What to work on: Output the full listing word for word.

Records excerpted from a collection:
┄┄┄┄┄┄
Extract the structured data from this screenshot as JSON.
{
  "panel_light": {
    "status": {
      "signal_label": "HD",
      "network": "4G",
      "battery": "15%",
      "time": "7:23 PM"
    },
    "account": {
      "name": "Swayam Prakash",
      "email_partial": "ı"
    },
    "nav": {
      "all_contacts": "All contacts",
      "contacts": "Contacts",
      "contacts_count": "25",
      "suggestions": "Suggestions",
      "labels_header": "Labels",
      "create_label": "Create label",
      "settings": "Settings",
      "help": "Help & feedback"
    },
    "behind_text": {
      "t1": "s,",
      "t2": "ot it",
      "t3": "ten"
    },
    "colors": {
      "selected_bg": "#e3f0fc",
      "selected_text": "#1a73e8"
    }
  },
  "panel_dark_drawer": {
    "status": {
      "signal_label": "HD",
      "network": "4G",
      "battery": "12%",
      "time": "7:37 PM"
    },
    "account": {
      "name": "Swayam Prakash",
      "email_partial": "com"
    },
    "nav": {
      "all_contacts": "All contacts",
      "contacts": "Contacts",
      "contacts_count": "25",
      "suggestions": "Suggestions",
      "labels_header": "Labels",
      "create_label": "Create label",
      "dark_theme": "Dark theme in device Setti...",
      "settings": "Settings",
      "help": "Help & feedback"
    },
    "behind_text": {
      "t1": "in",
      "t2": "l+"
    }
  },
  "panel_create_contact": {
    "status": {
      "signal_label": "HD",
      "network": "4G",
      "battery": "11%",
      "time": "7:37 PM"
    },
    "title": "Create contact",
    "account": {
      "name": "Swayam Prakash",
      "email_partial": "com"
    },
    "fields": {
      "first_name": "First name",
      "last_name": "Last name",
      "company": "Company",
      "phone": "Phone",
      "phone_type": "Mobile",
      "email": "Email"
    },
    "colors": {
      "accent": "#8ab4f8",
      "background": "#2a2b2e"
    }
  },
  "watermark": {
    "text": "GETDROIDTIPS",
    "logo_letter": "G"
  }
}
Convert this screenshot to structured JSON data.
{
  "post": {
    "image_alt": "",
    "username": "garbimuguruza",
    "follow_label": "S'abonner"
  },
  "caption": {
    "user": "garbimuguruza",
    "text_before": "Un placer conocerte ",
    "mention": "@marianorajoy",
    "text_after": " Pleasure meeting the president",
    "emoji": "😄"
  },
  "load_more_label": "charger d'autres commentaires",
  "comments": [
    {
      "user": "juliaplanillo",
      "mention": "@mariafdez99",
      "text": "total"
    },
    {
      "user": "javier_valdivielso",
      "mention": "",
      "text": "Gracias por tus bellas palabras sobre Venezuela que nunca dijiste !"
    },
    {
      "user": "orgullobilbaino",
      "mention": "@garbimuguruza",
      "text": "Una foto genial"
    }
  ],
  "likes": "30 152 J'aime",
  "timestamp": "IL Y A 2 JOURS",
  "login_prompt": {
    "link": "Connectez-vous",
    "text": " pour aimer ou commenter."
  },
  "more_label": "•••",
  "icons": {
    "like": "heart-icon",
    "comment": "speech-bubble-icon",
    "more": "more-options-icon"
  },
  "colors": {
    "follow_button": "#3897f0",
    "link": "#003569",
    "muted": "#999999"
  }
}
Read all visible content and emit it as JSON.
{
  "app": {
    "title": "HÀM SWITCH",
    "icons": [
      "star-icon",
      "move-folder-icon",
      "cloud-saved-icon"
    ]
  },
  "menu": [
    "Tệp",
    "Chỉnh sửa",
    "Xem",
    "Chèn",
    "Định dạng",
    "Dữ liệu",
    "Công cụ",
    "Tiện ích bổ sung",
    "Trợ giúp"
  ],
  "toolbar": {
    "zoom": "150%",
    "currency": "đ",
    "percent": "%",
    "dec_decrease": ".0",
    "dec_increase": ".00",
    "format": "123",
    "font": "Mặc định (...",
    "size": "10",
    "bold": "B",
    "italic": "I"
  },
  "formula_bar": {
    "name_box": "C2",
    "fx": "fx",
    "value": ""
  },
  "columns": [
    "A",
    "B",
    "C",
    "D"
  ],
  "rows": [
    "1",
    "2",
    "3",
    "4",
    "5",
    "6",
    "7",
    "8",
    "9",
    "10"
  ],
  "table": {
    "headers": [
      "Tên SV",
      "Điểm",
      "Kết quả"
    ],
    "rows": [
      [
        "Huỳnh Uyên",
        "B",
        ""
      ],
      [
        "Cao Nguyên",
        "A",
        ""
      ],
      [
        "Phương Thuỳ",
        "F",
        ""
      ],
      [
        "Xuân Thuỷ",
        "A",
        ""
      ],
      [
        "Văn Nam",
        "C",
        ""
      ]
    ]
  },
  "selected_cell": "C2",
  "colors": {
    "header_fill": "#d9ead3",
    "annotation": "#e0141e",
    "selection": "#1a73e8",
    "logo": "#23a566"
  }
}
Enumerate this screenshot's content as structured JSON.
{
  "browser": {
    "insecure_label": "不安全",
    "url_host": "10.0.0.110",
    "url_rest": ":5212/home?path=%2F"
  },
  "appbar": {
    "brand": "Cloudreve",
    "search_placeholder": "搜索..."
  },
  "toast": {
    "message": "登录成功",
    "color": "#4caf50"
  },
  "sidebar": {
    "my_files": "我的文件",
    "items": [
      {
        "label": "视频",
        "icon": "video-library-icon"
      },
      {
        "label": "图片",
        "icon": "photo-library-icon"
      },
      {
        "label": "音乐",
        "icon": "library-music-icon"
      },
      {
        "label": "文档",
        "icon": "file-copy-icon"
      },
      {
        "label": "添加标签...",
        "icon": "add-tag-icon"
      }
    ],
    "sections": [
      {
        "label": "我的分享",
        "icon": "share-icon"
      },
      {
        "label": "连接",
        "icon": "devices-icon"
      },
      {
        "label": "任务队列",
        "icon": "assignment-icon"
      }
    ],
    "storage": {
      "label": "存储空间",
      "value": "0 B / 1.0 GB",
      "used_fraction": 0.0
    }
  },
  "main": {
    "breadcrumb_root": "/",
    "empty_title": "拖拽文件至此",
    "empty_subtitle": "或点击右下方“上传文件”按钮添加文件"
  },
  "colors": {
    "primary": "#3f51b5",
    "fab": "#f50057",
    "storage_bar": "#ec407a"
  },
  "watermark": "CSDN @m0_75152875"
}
┄┄┄┄┄┄
Answer in full:
Extract the structured data from this screenshot as JSON.
{
  "panel_light": {
    "status": {
      "signal_label": "HD",
      "network": "4G",
      "battery": "15%",
      "time": "7:23 PM"
    },
    "account": {
      "name": "Swayam Prakash",
      "email_partial": "ı"
    },
    "nav": {
      "all_contacts": "All contacts",
      "contacts": "Contacts",
      "contacts_count": "25",
      "suggestions": "Suggestions",
      "labels_header": "Labels",
      "create_label": "Create label",
      "settings": "Settings",
      "help": "Help & feedback"
    },
    "behind_text": {
      "t1": "s,",
      "t2": "ot it",
      "t3": "ten"
    },
    "colors": {
      "selected_bg": "#e3f0fc",
      "selected_text": "#1a73e8"
    }
  },
  "panel_dark_drawer": {
    "status": {
      "signal_label": "HD",
      "network": "4G",
      "battery": "12%",
      "time": "7:37 PM"
    },
    "account": {
      "name": "Swayam Prakash",
      "email_partial": "com"
    },
    "nav": {
      "all_contacts": "All contacts",
      "contacts": "Contacts",
      "contacts_count": "25",
      "suggestions": "Suggestions",
      "labels_header": "Labels",
      "create_label": "Create label",
      "dark_theme": "Dark theme in device Setti...",
      "settings": "Settings",
      "help": "Help & feedback"
    },
    "behind_text": {
      "t1": "in",
      "t2": "l+"
    }
  },
  "panel_create_contact": {
    "status": {
      "signal_label": "HD",
      "network": "4G",
      "battery": "11%",
      "time": "7:37 PM"
    },
    "title": "Create contact",
    "account": {
      "name": "Swayam Prakash",
      "email_partial": "com"
    },
    "fields": {
      "first_name": "First name",
      "last_name": "Last name",
      "company": "Company",
      "phone": "Phone",
      "phone_type": "Mobile",
      "email": "Email"
    },
    "colors": {
      "accent": "#8ab4f8",
      "background": "#2a2b2e"
    }
  },
  "watermark": {
    "text": "GETDROIDTIPS",
    "logo_letter": "G"
  }
}
Convert this screenshot to structured JSON data.
{
  "post": {
    "image_alt": "",
    "username": "garbimuguruza",
    "follow_label": "S'abonner"
  },
  "caption": {
    "user": "garbimuguruza",
    "text_before": "Un placer conocerte ",
    "mention": "@marianorajoy",
    "text_after": " Pleasure meeting the president",
    "emoji": "😄"
  },
  "load_more_label": "charger d'autres commentaires",
  "comments": [
    {
      "user": "juliaplanillo",
      "mention": "@mariafdez99",
      "text": "total"
    },
    {
      "user": "javier_valdivielso",
      "mention": "",
      "text": "Gracias por tus bellas palabras sobre Venezuela que nunca dijiste !"
    },
    {
      "user": "orgullobilbaino",
      "mention": "@garbimuguruza",
      "text": "Una foto genial"
    }
  ],
  "likes": "30 152 J'aime",
  "timestamp": "IL Y A 2 JOURS",
  "login_prompt": {
    "link": "Connectez-vous",
    "text": " pour aimer ou commenter."
  },
  "more_label": "•••",
  "icons": {
    "like": "heart-icon",
    "comment": "speech-bubble-icon",
    "more": "more-options-icon"
  },
  "colors": {
    "follow_button": "#3897f0",
    "link": "#003569",
    "muted": "#999999"
  }
}
Read all visible content and emit it as JSON.
{
  "app": {
    "title": "HÀM SWITCH",
    "icons": [
      "star-icon",
      "move-folder-icon",
      "cloud-saved-icon"
    ]
  },
  "menu": [
    "Tệp",
    "Chỉnh sửa",
    "Xem",
    "Chèn",
    "Định dạng",
    "Dữ liệu",
    "Công cụ",
    "Tiện ích bổ sung",
    "Trợ giúp"
  ],
  "toolbar": {
    "zoom": "150%",
    "currency": "đ",
    "percent": "%",
    "dec_decrease": ".0",
    "dec_increase": ".00",
    "format": "123",
    "font": "Mặc định (...",
    "size": "10",
    "bold": "B",
    "italic": "I"
  },
  "formula_bar": {
    "name_box": "C2",
    "fx": "fx",
    "value": ""
  },
  "columns": [
    "A",
    "B",
    "C",
    "D"
  ],
  "rows": [
    "1",
    "2",
    "3",
    "4",
    "5",
    "6",
    "7",
    "8",
    "9",
    "10"
  ],
  "table": {
    "headers": [
      "Tên SV",
      "Điểm",
      "Kết quả"
    ],
    "rows": [
      [
        "Huỳnh Uyên",
        "B",
        ""
      ],
      [
        "Cao Nguyên",
        "A",
        ""
      ],
      [
        "Phương Thuỳ",
        "F",
        ""
      ],
      [
        "Xuân Thuỷ",
        "A",
        ""
      ],
      [
        "Văn Nam",
        "C",
        ""
      ]
    ]
  },
  "selected_cell": "C2",
  "colors": {
    "header_fill": "#d9ead3",
    "annotation": "#e0141e",
    "selection": "#1a73e8",
    "logo": "#23a566"
  }
}
Enumerate this screenshot's content as structured JSON.
{
  "browser": {
    "insecure_label": "不安全",
    "url_host": "10.0.0.110",
    "url_rest": ":5212/home?path=%2F"
  },
  "appbar": {
    "brand": "Cloudreve",
    "search_placeholder": "搜索..."
  },
  "toast": {
    "message": "登录成功",
    "color": "#4caf50"
  },
  "sidebar": {
    "my_files": "我的文件",
    "items": [
      {
        "label": "视频",
        "icon": "video-library-icon"
      },
      {
        "label": "图片",
        "icon": "photo-library-icon"
      },
      {
        "label": "音乐",
        "icon": "library-music-icon"
      },
      {
        "label": "文档",
        "icon": "file-copy-icon"
      },
      {
        "label": "添加标签...",
        "icon": "add-tag-icon"
      }
    ],
    "sections": [
      {
        "label": "我的分享",
        "icon": "share-icon"
      },
      {
        "label": "连接",
        "icon": "devices-icon"
      },
      {
        "label": "任务队列",
        "icon": "assignment-icon"
      }
    ],
    "storage": {
      "label": "存储空间",
      "value": "0 B / 1.0 GB",
      "used_fraction": 0.0
    }
  },
  "main": {
    "breadcrumb_root": "/",
    "empty_title": "拖拽文件至此",
    "empty_subtitle": "或点击右下方“上传文件”按钮添加文件"
  },
  "colors": {
    "primary": "#3f51b5",
    "fab": "#f50057",
    "storage_bar": "#ec407a"
  },
  "watermark": "CSDN @m0_75152875"
}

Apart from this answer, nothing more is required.